*EXERCISE*
Search the material for the word "NHÂN" and copy each line that holds it.

*THE INPUT*

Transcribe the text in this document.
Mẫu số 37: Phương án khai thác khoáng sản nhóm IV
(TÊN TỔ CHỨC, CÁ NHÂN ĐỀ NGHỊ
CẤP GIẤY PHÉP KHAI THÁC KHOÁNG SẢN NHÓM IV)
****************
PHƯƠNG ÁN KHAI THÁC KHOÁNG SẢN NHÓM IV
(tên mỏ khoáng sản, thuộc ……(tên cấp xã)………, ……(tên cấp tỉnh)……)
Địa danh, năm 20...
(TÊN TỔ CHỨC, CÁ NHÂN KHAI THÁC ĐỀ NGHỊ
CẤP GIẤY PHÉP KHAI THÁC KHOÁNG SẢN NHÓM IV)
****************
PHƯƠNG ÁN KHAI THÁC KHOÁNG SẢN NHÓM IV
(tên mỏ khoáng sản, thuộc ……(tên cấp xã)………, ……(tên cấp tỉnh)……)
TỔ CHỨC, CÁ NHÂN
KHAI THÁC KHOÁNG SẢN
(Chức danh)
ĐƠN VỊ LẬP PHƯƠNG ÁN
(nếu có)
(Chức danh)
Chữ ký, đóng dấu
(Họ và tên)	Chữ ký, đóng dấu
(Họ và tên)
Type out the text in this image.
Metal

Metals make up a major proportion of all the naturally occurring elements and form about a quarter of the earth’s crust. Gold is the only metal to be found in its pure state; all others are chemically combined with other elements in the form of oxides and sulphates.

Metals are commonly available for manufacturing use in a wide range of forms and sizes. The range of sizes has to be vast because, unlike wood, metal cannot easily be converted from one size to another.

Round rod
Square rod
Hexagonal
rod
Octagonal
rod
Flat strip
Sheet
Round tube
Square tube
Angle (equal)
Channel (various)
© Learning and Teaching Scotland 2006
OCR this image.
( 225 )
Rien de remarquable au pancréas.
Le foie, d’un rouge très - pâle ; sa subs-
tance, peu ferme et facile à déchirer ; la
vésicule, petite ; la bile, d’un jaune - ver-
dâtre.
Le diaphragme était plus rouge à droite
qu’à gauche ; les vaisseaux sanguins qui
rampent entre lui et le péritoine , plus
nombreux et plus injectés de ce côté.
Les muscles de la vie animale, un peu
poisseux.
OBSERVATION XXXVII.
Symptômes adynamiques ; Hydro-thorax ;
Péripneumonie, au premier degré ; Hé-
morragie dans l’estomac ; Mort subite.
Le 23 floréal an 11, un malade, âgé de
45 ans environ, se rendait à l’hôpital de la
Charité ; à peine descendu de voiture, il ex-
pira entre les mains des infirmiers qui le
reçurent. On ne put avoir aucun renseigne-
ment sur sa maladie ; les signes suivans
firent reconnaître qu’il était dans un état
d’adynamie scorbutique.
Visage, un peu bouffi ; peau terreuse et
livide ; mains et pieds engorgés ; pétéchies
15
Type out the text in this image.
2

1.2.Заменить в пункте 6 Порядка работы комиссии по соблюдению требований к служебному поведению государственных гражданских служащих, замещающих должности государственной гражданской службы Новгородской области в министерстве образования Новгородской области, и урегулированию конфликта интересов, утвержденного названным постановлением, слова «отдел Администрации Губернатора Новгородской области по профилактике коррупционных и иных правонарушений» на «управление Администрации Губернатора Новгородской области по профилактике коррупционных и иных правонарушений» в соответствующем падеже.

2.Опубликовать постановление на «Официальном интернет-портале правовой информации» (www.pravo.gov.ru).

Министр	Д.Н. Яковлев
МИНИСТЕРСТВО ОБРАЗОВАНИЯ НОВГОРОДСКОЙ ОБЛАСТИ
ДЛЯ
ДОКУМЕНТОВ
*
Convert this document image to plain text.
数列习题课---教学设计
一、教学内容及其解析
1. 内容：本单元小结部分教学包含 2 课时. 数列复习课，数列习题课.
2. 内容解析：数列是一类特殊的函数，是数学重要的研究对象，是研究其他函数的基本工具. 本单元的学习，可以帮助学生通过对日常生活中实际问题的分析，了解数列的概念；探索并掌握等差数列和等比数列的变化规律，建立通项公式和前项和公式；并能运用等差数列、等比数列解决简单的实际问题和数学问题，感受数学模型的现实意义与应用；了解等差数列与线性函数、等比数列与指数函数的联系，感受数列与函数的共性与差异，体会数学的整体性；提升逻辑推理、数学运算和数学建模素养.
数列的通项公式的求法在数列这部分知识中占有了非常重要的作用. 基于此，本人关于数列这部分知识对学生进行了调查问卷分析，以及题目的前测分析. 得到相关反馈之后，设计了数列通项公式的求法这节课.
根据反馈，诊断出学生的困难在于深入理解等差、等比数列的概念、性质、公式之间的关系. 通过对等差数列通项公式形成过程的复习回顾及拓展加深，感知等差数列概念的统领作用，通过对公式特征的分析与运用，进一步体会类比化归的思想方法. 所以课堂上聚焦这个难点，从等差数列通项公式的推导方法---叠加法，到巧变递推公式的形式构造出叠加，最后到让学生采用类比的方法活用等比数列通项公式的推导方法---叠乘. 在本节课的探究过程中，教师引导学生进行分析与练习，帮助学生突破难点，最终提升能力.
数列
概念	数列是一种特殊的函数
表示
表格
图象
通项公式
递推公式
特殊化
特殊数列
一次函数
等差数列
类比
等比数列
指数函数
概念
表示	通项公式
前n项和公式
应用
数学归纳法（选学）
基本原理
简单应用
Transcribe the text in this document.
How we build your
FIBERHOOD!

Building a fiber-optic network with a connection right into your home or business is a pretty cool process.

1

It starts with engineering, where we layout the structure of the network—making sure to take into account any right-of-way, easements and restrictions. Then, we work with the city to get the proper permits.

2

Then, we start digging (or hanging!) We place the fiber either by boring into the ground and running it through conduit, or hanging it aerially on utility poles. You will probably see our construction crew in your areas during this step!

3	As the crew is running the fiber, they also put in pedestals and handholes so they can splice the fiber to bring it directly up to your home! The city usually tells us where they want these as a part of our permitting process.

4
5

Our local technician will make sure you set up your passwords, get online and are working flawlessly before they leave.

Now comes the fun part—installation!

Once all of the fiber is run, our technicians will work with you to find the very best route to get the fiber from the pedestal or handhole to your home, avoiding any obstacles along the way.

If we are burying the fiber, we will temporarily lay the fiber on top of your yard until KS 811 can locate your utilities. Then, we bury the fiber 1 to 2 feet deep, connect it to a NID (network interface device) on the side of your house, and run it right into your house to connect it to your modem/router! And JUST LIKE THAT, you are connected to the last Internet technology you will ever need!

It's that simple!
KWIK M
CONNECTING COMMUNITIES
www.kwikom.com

*RESULT OF THE TASK*
(TÊN TỔ CHỨC, CÁ NHÂN ĐỀ NGHỊ
(TÊN TỔ CHỨC, CÁ NHÂN KHAI THÁC ĐỀ NGHỊ
TỔ CHỨC, CÁ NHÂN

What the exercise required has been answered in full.